— Start THE RECORDS —

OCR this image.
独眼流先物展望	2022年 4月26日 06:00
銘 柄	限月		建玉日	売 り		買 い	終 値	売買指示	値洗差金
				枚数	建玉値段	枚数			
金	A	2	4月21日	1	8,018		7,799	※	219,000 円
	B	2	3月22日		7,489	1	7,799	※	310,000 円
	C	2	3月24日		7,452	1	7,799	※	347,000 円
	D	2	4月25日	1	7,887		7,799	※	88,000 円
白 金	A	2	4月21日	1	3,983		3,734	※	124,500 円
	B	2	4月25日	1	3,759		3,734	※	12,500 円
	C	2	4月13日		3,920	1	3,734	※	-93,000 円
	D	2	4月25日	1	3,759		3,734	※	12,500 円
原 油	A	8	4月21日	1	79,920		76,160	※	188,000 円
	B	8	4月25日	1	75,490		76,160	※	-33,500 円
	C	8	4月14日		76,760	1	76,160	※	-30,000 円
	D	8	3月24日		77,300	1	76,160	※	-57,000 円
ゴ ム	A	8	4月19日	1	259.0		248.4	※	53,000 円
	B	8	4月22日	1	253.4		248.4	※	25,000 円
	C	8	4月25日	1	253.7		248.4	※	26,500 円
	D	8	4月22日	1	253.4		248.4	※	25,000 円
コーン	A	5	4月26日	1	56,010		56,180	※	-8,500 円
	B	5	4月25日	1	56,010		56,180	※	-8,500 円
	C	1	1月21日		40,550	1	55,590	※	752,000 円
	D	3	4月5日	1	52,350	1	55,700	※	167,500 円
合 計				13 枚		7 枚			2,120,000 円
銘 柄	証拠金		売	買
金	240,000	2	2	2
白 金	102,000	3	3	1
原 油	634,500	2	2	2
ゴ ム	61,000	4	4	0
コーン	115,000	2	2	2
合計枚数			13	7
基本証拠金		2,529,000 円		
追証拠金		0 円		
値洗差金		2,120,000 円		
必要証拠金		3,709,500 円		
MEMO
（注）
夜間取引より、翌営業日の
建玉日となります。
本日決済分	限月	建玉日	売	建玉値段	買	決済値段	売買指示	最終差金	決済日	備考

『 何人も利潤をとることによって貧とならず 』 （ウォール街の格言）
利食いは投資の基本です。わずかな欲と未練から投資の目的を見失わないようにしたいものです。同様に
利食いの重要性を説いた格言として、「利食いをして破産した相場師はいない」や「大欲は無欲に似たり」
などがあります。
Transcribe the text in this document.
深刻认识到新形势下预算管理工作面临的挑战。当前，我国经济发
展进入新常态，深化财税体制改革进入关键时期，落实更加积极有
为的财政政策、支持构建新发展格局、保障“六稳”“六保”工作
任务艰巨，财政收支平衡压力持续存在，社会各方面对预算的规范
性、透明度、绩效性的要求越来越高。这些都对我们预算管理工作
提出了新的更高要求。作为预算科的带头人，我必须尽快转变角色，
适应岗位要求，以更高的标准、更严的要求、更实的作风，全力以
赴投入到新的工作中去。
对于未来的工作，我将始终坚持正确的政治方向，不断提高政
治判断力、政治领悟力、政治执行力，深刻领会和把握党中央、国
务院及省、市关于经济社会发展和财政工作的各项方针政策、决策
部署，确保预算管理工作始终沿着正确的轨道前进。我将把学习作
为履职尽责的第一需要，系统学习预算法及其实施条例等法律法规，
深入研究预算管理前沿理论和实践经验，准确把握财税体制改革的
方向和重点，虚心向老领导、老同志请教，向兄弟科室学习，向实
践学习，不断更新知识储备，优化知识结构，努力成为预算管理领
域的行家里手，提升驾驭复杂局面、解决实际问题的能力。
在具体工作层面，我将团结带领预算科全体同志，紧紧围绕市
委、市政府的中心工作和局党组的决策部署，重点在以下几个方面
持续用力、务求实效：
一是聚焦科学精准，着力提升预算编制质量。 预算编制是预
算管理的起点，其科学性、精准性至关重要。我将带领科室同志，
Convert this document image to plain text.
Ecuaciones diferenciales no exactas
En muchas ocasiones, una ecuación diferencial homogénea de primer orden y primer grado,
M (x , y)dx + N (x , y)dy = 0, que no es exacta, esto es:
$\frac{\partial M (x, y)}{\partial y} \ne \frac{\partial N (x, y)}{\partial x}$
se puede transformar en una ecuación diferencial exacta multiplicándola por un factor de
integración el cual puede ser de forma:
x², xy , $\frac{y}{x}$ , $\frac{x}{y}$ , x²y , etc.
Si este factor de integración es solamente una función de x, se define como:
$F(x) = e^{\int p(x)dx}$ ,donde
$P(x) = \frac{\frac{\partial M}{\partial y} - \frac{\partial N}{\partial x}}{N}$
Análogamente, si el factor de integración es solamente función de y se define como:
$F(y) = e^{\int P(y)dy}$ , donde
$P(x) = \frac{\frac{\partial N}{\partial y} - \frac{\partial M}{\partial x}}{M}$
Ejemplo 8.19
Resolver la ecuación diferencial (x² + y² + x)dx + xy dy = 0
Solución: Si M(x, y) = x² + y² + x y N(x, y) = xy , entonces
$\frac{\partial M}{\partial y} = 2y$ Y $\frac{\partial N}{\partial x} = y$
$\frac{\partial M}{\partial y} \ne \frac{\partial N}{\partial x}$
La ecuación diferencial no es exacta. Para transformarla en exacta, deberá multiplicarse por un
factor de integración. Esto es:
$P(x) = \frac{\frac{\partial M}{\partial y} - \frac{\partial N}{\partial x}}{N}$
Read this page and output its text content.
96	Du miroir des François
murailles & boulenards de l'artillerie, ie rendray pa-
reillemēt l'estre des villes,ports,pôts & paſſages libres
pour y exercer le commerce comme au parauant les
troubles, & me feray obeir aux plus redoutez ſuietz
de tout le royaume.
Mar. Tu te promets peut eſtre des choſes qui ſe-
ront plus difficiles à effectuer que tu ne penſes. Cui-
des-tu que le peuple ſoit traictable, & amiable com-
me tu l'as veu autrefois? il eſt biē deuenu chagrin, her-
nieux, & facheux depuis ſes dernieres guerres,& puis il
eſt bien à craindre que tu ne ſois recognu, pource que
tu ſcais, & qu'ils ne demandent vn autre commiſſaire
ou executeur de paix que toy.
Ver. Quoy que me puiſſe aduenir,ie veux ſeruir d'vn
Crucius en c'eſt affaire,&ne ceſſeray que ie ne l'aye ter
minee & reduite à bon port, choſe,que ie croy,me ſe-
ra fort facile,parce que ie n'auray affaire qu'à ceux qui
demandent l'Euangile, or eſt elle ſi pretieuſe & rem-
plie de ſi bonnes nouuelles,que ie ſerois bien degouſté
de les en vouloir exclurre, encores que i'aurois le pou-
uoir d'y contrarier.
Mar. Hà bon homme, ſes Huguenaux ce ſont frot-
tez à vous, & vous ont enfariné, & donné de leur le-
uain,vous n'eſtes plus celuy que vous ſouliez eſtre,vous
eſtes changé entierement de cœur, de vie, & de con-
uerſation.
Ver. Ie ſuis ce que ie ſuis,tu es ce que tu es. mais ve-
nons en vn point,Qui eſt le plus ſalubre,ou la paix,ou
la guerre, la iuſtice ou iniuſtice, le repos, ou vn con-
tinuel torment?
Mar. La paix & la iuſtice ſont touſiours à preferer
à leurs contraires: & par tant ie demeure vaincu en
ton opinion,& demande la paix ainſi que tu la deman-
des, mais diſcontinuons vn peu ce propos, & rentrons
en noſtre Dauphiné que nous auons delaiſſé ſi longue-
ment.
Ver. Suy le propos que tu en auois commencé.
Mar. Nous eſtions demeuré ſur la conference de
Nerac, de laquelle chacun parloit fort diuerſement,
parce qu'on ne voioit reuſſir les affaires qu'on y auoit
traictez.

— End THE RECORDS —

Check every line of the entries above for the word "mais" and report how many lines contain it, giving the number only.

**RESPONSE BELOW:** 2